== Supplied records ==
• • • •
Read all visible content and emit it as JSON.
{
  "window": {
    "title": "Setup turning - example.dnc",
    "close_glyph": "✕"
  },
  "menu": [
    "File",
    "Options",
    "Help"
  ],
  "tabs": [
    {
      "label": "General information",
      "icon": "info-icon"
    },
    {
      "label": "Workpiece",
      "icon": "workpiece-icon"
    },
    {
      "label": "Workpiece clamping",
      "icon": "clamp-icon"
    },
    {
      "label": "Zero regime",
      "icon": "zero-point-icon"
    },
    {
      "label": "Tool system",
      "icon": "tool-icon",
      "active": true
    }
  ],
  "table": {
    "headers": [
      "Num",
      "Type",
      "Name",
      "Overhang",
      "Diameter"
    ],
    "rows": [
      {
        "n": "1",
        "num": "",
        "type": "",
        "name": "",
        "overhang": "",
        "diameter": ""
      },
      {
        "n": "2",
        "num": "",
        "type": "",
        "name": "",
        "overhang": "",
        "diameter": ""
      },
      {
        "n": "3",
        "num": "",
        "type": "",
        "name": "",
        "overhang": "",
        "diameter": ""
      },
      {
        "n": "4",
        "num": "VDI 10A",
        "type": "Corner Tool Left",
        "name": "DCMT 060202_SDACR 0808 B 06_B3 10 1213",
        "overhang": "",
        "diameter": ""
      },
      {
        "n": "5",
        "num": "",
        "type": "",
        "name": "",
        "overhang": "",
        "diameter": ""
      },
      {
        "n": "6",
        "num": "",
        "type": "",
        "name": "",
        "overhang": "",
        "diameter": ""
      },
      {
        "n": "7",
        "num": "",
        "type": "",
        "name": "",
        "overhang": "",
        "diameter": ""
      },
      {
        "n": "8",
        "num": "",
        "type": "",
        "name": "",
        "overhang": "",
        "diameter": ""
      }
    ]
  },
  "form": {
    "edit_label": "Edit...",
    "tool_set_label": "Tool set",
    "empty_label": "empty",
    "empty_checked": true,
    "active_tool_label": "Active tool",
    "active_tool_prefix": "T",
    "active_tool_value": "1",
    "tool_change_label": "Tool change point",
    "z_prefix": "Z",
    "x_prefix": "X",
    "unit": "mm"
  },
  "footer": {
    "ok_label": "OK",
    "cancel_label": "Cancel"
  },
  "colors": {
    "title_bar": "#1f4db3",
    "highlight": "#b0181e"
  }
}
• • • •
== Exercise description ==
Repeat all the records. Match each line exactly.

== Result ==
Read all visible content and emit it as JSON.
{
  "window": {
    "title": "Setup turning - example.dnc",
    "close_glyph": "✕"
  },
  "menu": [
    "File",
    "Options",
    "Help"
  ],
  "tabs": [
    {
      "label": "General information",
      "icon": "info-icon"
    },
    {
      "label": "Workpiece",
      "icon": "workpiece-icon"
    },
    {
      "label": "Workpiece clamping",
      "icon": "clamp-icon"
    },
    {
      "label": "Zero regime",
      "icon": "zero-point-icon"
    },
    {
      "label": "Tool system",
      "icon": "tool-icon",
      "active": true
    }
  ],
  "table": {
    "headers": [
      "Num",
      "Type",
      "Name",
      "Overhang",
      "Diameter"
    ],
    "rows": [
      {
        "n": "1",
        "num": "",
        "type": "",
        "name": "",
        "overhang": "",
        "diameter": ""
      },
      {
        "n": "2",
        "num": "",
        "type": "",
        "name": "",
        "overhang": "",
        "diameter": ""
      },
      {
        "n": "3",
        "num": "",
        "type": "",
        "name": "",
        "overhang": "",
        "diameter": ""
      },
      {
        "n": "4",
        "num": "VDI 10A",
        "type": "Corner Tool Left",
        "name": "DCMT 060202_SDACR 0808 B 06_B3 10 1213",
        "overhang": "",
        "diameter": ""
      },
      {
        "n": "5",
        "num": "",
        "type": "",
        "name": "",
        "overhang": "",
        "diameter": ""
      },
      {
        "n": "6",
        "num": "",
        "type": "",
        "name": "",
        "overhang": "",
        "diameter": ""
      },
      {
        "n": "7",
        "num": "",
        "type": "",
        "name": "",
        "overhang": "",
        "diameter": ""
      },
      {
        "n": "8",
        "num": "",
        "type": "",
        "name": "",
        "overhang": "",
        "diameter": ""
      }
    ]
  },
  "form": {
    "edit_label": "Edit...",
    "tool_set_label": "Tool set",
    "empty_label": "empty",
    "empty_checked": true,
    "active_tool_label": "Active tool",
    "active_tool_prefix": "T",
    "active_tool_value": "1",
    "tool_change_label": "Tool change point",
    "z_prefix": "Z",
    "x_prefix": "X",
    "unit": "mm"
  },
  "footer": {
    "ok_label": "OK",
    "cancel_label": "Cancel"
  },
  "colors": {
    "title_bar": "#1f4db3",
    "highlight": "#b0181e"
  }
}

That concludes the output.